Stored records

* begin *

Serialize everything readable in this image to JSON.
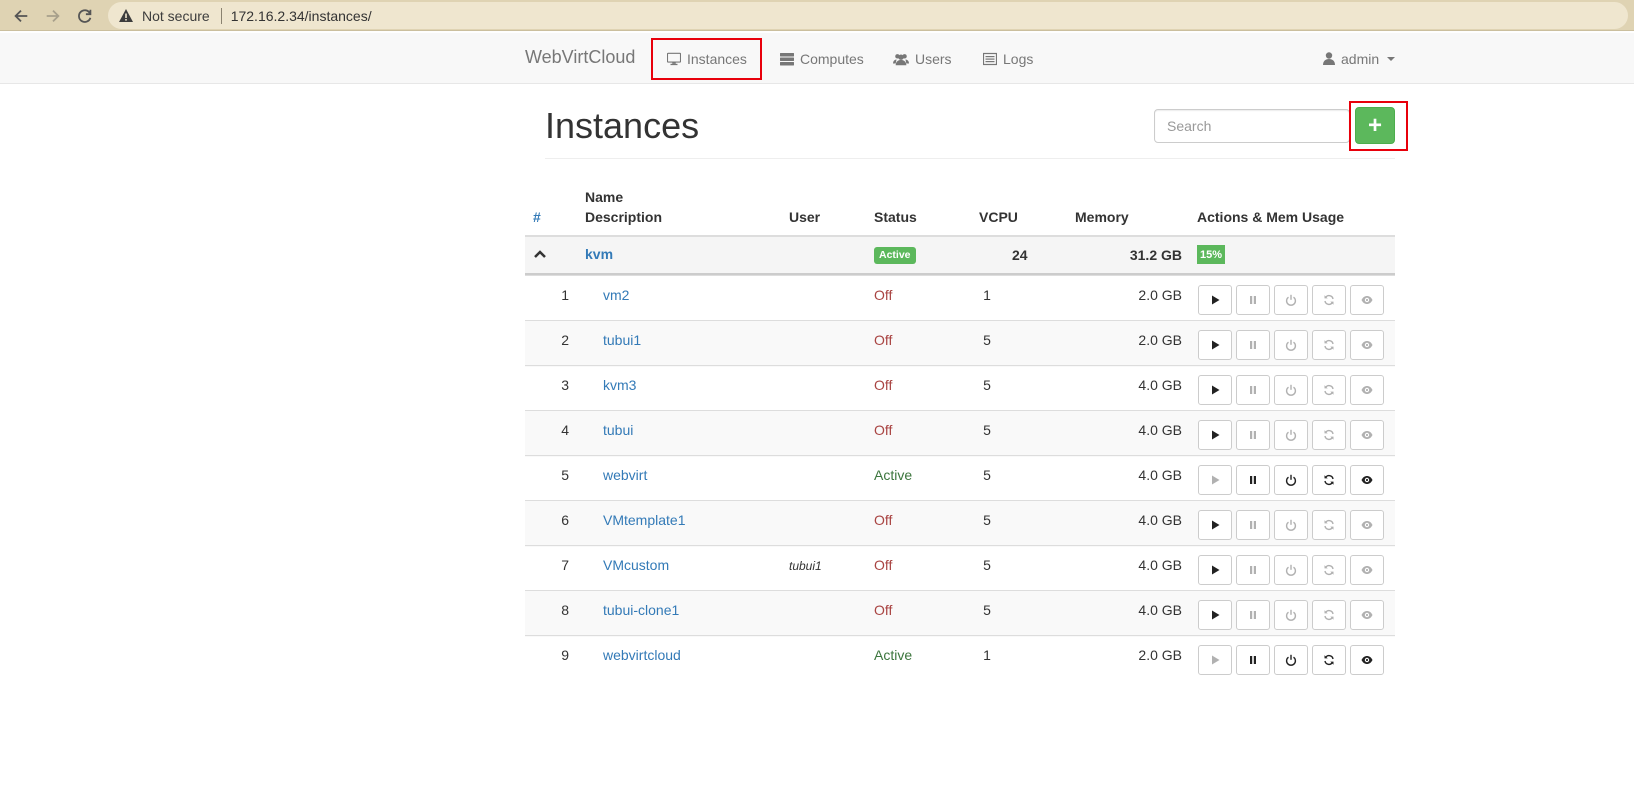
{
  "browser": {
    "security_label": "Not secure",
    "url": "172.16.2.34/instances/"
  },
  "navbar": {
    "brand": "WebVirtCloud",
    "items": [
      {
        "label": "Instances",
        "icon": "desktop-icon",
        "active": true
      },
      {
        "label": "Computes",
        "icon": "server-icon"
      },
      {
        "label": "Users",
        "icon": "users-icon"
      },
      {
        "label": "Logs",
        "icon": "list-icon"
      }
    ],
    "user": "admin"
  },
  "page": {
    "title": "Instances",
    "search_placeholder": "Search",
    "add_label": "+"
  },
  "table": {
    "headers": {
      "hash": "#",
      "name": "Name",
      "description": "Description",
      "user": "User",
      "status": "Status",
      "vcpu": "VCPU",
      "memory": "Memory",
      "actions": "Actions & Mem Usage"
    },
    "group": {
      "host": "kvm",
      "status": "Active",
      "vcpu": "24",
      "memory": "31.2 GB",
      "mem_usage": "15%"
    },
    "rows": [
      {
        "num": "1",
        "name": "vm2",
        "user": "",
        "status": "Off",
        "vcpu": "1",
        "memory": "2.0 GB"
      },
      {
        "num": "2",
        "name": "tubui1",
        "user": "",
        "status": "Off",
        "vcpu": "5",
        "memory": "2.0 GB"
      },
      {
        "num": "3",
        "name": "kvm3",
        "user": "",
        "status": "Off",
        "vcpu": "5",
        "memory": "4.0 GB"
      },
      {
        "num": "4",
        "name": "tubui",
        "user": "",
        "status": "Off",
        "vcpu": "5",
        "memory": "4.0 GB"
      },
      {
        "num": "5",
        "name": "webvirt",
        "user": "",
        "status": "Active",
        "vcpu": "5",
        "memory": "4.0 GB"
      },
      {
        "num": "6",
        "name": "VMtemplate1",
        "user": "",
        "status": "Off",
        "vcpu": "5",
        "memory": "4.0 GB"
      },
      {
        "num": "7",
        "name": "VMcustom",
        "user": "tubui1",
        "status": "Off",
        "vcpu": "5",
        "memory": "4.0 GB"
      },
      {
        "num": "8",
        "name": "tubui-clone1",
        "user": "",
        "status": "Off",
        "vcpu": "5",
        "memory": "4.0 GB"
      },
      {
        "num": "9",
        "name": "webvirtcloud",
        "user": "",
        "status": "Active",
        "vcpu": "1",
        "memory": "2.0 GB"
      }
    ],
    "action_icons": [
      "play-icon",
      "pause-icon",
      "power-icon",
      "refresh-icon",
      "eye-icon"
    ]
  },
  "colors": {
    "link": "#337ab7",
    "success": "#5cb85c",
    "off": "#a94442",
    "active": "#3c763d",
    "highlight": "#e8000b"
  }
}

* end *

#### [WHAT NEEDS TO BE DONE]
From the listing above, pick out every line containing "name".

#### [SOLUTION TO THIS TASK]
      "name": "Name",
        "name": "vm2",
        "name": "tubui1",
        "name": "kvm3",
        "name": "tubui",
        "name": "webvirt",
        "name": "VMtemplate1",
        "name": "VMcustom",
        "name": "tubui-clone1",
        "name": "webvirtcloud",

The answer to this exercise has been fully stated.